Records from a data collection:
########
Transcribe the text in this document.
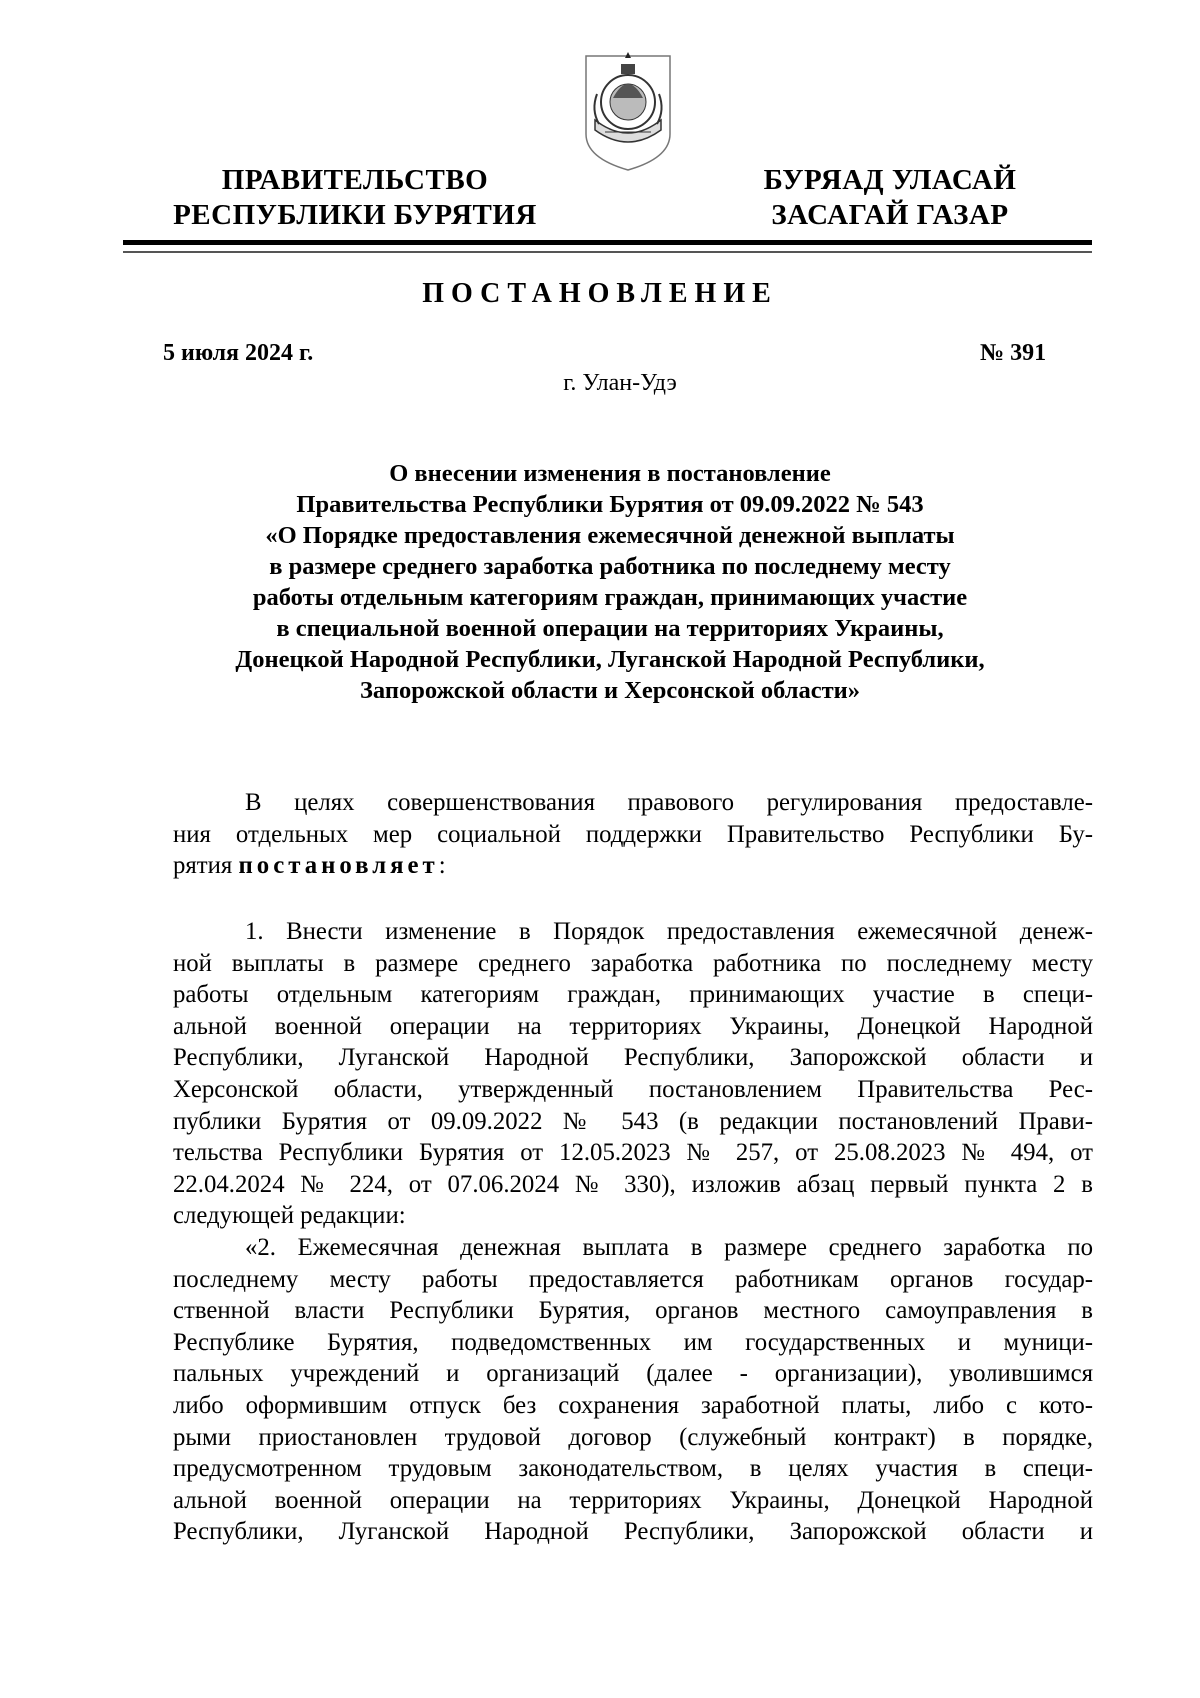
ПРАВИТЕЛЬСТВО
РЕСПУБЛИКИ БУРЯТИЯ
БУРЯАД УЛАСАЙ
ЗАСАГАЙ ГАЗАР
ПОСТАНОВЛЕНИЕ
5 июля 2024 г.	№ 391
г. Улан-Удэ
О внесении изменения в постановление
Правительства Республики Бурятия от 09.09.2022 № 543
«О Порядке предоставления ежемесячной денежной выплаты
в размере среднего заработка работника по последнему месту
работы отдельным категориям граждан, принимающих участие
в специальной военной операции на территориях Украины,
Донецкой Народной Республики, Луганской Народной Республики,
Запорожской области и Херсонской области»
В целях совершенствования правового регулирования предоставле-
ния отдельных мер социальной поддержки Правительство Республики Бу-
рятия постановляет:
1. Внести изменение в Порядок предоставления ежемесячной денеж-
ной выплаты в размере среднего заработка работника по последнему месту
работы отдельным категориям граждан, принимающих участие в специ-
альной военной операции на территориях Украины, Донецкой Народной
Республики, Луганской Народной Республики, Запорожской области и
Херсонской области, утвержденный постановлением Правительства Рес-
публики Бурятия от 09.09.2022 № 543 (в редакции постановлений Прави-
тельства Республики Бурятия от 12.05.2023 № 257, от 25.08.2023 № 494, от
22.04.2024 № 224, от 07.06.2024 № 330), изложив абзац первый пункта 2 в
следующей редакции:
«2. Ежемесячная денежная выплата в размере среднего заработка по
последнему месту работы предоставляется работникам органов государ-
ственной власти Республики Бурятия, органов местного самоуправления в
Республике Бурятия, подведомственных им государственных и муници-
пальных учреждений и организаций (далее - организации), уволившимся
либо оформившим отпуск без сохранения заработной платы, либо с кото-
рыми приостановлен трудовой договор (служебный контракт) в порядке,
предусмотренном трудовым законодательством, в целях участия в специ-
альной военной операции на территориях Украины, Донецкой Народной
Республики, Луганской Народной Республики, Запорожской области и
########
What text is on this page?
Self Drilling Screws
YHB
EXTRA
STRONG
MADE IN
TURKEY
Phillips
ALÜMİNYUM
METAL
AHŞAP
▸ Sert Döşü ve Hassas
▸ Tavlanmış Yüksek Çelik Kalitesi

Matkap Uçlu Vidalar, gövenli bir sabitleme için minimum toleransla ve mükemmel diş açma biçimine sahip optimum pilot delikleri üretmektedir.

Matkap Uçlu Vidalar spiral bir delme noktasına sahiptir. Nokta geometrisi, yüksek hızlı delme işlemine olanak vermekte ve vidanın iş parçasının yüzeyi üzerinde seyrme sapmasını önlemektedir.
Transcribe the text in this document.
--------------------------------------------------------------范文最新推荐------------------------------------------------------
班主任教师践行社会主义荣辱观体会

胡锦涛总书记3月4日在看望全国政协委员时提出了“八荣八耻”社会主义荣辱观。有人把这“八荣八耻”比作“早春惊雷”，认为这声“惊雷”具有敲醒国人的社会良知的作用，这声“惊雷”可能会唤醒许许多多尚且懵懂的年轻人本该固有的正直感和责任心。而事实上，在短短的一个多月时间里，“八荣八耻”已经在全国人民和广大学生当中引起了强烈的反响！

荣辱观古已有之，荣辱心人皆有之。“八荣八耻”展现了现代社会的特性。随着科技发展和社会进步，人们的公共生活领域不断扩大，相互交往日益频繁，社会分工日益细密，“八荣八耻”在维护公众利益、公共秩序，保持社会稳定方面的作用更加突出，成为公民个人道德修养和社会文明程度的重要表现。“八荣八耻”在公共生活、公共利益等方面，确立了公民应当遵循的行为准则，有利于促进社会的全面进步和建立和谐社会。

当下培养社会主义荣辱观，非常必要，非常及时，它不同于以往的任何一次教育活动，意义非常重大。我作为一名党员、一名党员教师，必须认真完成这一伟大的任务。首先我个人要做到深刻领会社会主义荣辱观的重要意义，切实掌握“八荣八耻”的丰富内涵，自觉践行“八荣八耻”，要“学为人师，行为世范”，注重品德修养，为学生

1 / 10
########
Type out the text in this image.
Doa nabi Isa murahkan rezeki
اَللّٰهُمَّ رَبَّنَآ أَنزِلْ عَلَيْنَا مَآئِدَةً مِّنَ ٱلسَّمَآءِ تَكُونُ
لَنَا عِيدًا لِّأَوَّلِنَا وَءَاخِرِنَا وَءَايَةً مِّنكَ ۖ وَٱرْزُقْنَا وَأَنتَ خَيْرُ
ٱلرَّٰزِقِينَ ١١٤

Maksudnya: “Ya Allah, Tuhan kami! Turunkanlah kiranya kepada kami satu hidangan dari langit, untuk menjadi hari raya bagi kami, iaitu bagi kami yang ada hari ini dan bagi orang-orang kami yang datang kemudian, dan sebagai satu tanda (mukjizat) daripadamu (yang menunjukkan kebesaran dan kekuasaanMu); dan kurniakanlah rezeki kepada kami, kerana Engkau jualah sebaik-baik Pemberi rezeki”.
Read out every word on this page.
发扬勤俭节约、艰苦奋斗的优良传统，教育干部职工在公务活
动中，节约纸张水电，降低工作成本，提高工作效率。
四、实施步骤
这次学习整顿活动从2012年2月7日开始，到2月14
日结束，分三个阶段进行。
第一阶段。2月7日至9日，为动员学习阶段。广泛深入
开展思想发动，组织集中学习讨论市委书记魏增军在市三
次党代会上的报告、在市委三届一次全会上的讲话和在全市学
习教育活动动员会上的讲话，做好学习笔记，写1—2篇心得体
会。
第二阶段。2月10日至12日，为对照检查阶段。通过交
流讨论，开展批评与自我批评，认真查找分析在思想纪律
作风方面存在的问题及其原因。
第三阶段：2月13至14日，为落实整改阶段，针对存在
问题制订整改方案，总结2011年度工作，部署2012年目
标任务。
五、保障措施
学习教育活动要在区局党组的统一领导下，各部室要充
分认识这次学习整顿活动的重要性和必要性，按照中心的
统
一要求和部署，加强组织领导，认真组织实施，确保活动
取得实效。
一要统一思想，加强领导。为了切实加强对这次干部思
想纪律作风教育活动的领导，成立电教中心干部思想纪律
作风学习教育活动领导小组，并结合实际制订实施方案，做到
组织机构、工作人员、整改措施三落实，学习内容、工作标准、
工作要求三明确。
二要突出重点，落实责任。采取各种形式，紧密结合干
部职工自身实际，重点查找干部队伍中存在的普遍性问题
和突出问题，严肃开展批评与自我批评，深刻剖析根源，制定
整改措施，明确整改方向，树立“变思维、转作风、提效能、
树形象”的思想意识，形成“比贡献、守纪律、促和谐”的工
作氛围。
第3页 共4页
########
How many lines in the data contain the string "принимающих"? Respond with the number only.

== Result of the task ==
2